== Data extract

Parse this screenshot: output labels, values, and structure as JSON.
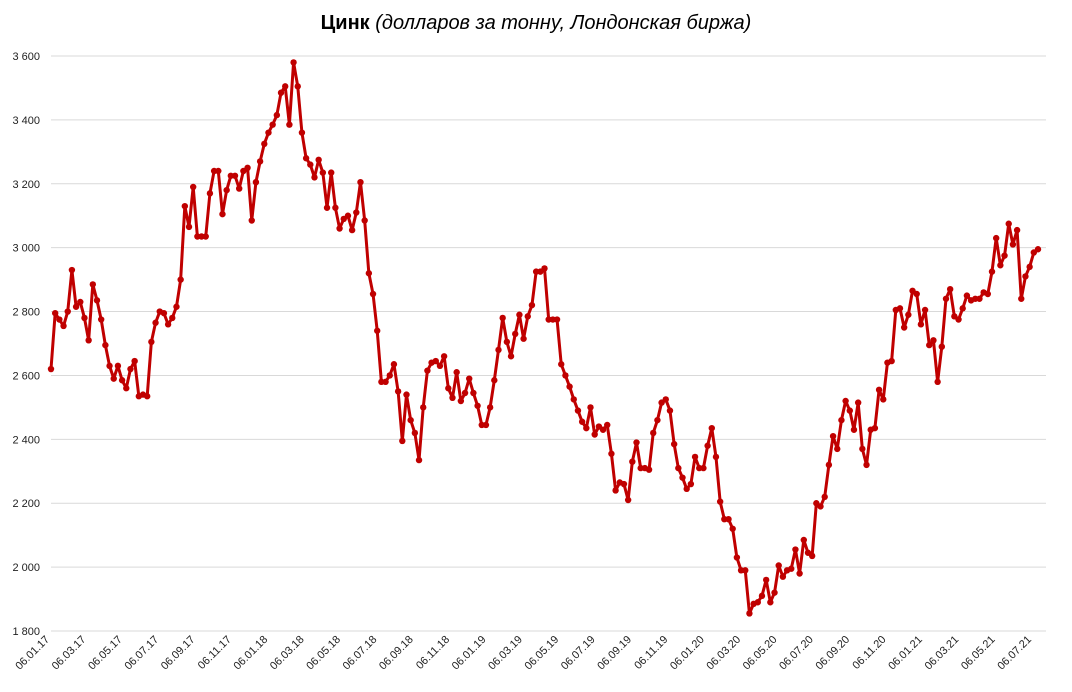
{
  "chart_data": {
    "type": "line",
    "title": "Цинк",
    "subtitle": "(долларов за тонну, Лондонская биржа)",
    "xlabel": "",
    "ylabel": "",
    "ylim": [
      1800,
      3600
    ],
    "yticks": [
      1800,
      2000,
      2200,
      2400,
      2600,
      2800,
      3000,
      3200,
      3400,
      3600
    ],
    "ytick_labels": [
      "1 800",
      "2 000",
      "2 200",
      "2 400",
      "2 600",
      "2 800",
      "3 000",
      "3 200",
      "3 400",
      "3 600"
    ],
    "x_tick_labels": [
      "06.01.17",
      "06.03.17",
      "06.05.17",
      "06.07.17",
      "06.09.17",
      "06.11.17",
      "06.01.18",
      "06.03.18",
      "06.05.18",
      "06.07.18",
      "06.09.18",
      "06.11.18",
      "06.01.19",
      "06.03.19",
      "06.05.19",
      "06.07.19",
      "06.09.19",
      "06.11.19",
      "06.01.20",
      "06.03.20",
      "06.05.20",
      "06.07.20",
      "06.09.20",
      "06.11.20",
      "06.01.21",
      "06.03.21",
      "06.05.21",
      "06.07.21"
    ],
    "grid": true,
    "color": "#c00000",
    "series": [
      {
        "values": [
          2620,
          2795,
          2775,
          2755,
          2800,
          2930,
          2815,
          2830,
          2780,
          2710,
          2885,
          2835,
          2775,
          2695,
          2630,
          2590,
          2630,
          2585,
          2560,
          2620,
          2645,
          2535,
          2540,
          2535,
          2705,
          2765,
          2800,
          2795,
          2760,
          2780,
          2815,
          2900,
          3130,
          3065,
          3190,
          3035,
          3035,
          3035,
          3170,
          3240,
          3240,
          3105,
          3180,
          3225,
          3225,
          3185,
          3240,
          3250,
          3085,
          3205,
          3270,
          3325,
          3360,
          3385,
          3415,
          3485,
          3505,
          3385,
          3580,
          3505,
          3360,
          3280,
          3260,
          3220,
          3275,
          3235,
          3125,
          3235,
          3125,
          3060,
          3090,
          3100,
          3055,
          3110,
          3205,
          3085,
          2920,
          2855,
          2740,
          2580,
          2580,
          2600,
          2635,
          2550,
          2395,
          2540,
          2460,
          2420,
          2335,
          2500,
          2615,
          2640,
          2645,
          2630,
          2660,
          2560,
          2530,
          2610,
          2520,
          2545,
          2590,
          2545,
          2505,
          2445,
          2445,
          2500,
          2585,
          2680,
          2780,
          2705,
          2660,
          2730,
          2790,
          2715,
          2785,
          2820,
          2925,
          2925,
          2935,
          2775,
          2775,
          2775,
          2635,
          2600,
          2565,
          2525,
          2490,
          2455,
          2435,
          2500,
          2415,
          2440,
          2430,
          2445,
          2355,
          2240,
          2265,
          2260,
          2210,
          2330,
          2390,
          2310,
          2310,
          2305,
          2420,
          2460,
          2515,
          2525,
          2490,
          2385,
          2310,
          2280,
          2245,
          2260,
          2345,
          2310,
          2310,
          2380,
          2435,
          2345,
          2205,
          2150,
          2150,
          2120,
          2030,
          1990,
          1990,
          1855,
          1885,
          1890,
          1910,
          1960,
          1890,
          1920,
          2005,
          1970,
          1990,
          1995,
          2055,
          1980,
          2085,
          2045,
          2035,
          2200,
          2190,
          2220,
          2320,
          2410,
          2370,
          2460,
          2520,
          2490,
          2430,
          2515,
          2370,
          2320,
          2430,
          2435,
          2555,
          2525,
          2640,
          2645,
          2805,
          2810,
          2750,
          2790,
          2865,
          2855,
          2760,
          2805,
          2695,
          2710,
          2580,
          2690,
          2840,
          2870,
          2785,
          2775,
          2810,
          2850,
          2835,
          2840,
          2840,
          2860,
          2855,
          2925,
          3030,
          2945,
          2975,
          3075,
          3010,
          3055,
          2840,
          2910,
          2940,
          2985,
          2995
        ]
      }
    ]
  }
}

====

● **What the exercise asks**
Leave the pictures out and print the records above exactly as they stand.

● **Correct result**
Parse this screenshot: output labels, values, and structure as JSON.
{
  "chart_data": {
    "type": "line",
    "title": "Цинк",
    "subtitle": "(долларов за тонну, Лондонская биржа)",
    "xlabel": "",
    "ylabel": "",
    "ylim": [
      1800,
      3600
    ],
    "yticks": [
      1800,
      2000,
      2200,
      2400,
      2600,
      2800,
      3000,
      3200,
      3400,
      3600
    ],
    "ytick_labels": [
      "1 800",
      "2 000",
      "2 200",
      "2 400",
      "2 600",
      "2 800",
      "3 000",
      "3 200",
      "3 400",
      "3 600"
    ],
    "x_tick_labels": [
      "06.01.17",
      "06.03.17",
      "06.05.17",
      "06.07.17",
      "06.09.17",
      "06.11.17",
      "06.01.18",
      "06.03.18",
      "06.05.18",
      "06.07.18",
      "06.09.18",
      "06.11.18",
      "06.01.19",
      "06.03.19",
      "06.05.19",
      "06.07.19",
      "06.09.19",
      "06.11.19",
      "06.01.20",
      "06.03.20",
      "06.05.20",
      "06.07.20",
      "06.09.20",
      "06.11.20",
      "06.01.21",
      "06.03.21",
      "06.05.21",
      "06.07.21"
    ],
    "grid": true,
    "color": "#c00000",
    "series": [
      {
        "values": [
          2620,
          2795,
          2775,
          2755,
          2800,
          2930,
          2815,
          2830,
          2780,
          2710,
          2885,
          2835,
          2775,
          2695,
          2630,
          2590,
          2630,
          2585,
          2560,
          2620,
          2645,
          2535,
          2540,
          2535,
          2705,
          2765,
          2800,
          2795,
          2760,
          2780,
          2815,
          2900,
          3130,
          3065,
          3190,
          3035,
          3035,
          3035,
          3170,
          3240,
          3240,
          3105,
          3180,
          3225,
          3225,
          3185,
          3240,
          3250,
          3085,
          3205,
          3270,
          3325,
          3360,
          3385,
          3415,
          3485,
          3505,
          3385,
          3580,
          3505,
          3360,
          3280,
          3260,
          3220,
          3275,
          3235,
          3125,
          3235,
          3125,
          3060,
          3090,
          3100,
          3055,
          3110,
          3205,
          3085,
          2920,
          2855,
          2740,
          2580,
          2580,
          2600,
          2635,
          2550,
          2395,
          2540,
          2460,
          2420,
          2335,
          2500,
          2615,
          2640,
          2645,
          2630,
          2660,
          2560,
          2530,
          2610,
          2520,
          2545,
          2590,
          2545,
          2505,
          2445,
          2445,
          2500,
          2585,
          2680,
          2780,
          2705,
          2660,
          2730,
          2790,
          2715,
          2785,
          2820,
          2925,
          2925,
          2935,
          2775,
          2775,
          2775,
          2635,
          2600,
          2565,
          2525,
          2490,
          2455,
          2435,
          2500,
          2415,
          2440,
          2430,
          2445,
          2355,
          2240,
          2265,
          2260,
          2210,
          2330,
          2390,
          2310,
          2310,
          2305,
          2420,
          2460,
          2515,
          2525,
          2490,
          2385,
          2310,
          2280,
          2245,
          2260,
          2345,
          2310,
          2310,
          2380,
          2435,
          2345,
          2205,
          2150,
          2150,
          2120,
          2030,
          1990,
          1990,
          1855,
          1885,
          1890,
          1910,
          1960,
          1890,
          1920,
          2005,
          1970,
          1990,
          1995,
          2055,
          1980,
          2085,
          2045,
          2035,
          2200,
          2190,
          2220,
          2320,
          2410,
          2370,
          2460,
          2520,
          2490,
          2430,
          2515,
          2370,
          2320,
          2430,
          2435,
          2555,
          2525,
          2640,
          2645,
          2805,
          2810,
          2750,
          2790,
          2865,
          2855,
          2760,
          2805,
          2695,
          2710,
          2580,
          2690,
          2840,
          2870,
          2785,
          2775,
          2810,
          2850,
          2835,
          2840,
          2840,
          2860,
          2855,
          2925,
          3030,
          2945,
          2975,
          3075,
          3010,
          3055,
          2840,
          2910,
          2940,
          2985,
          2995
        ]
      }
    ]
  }
}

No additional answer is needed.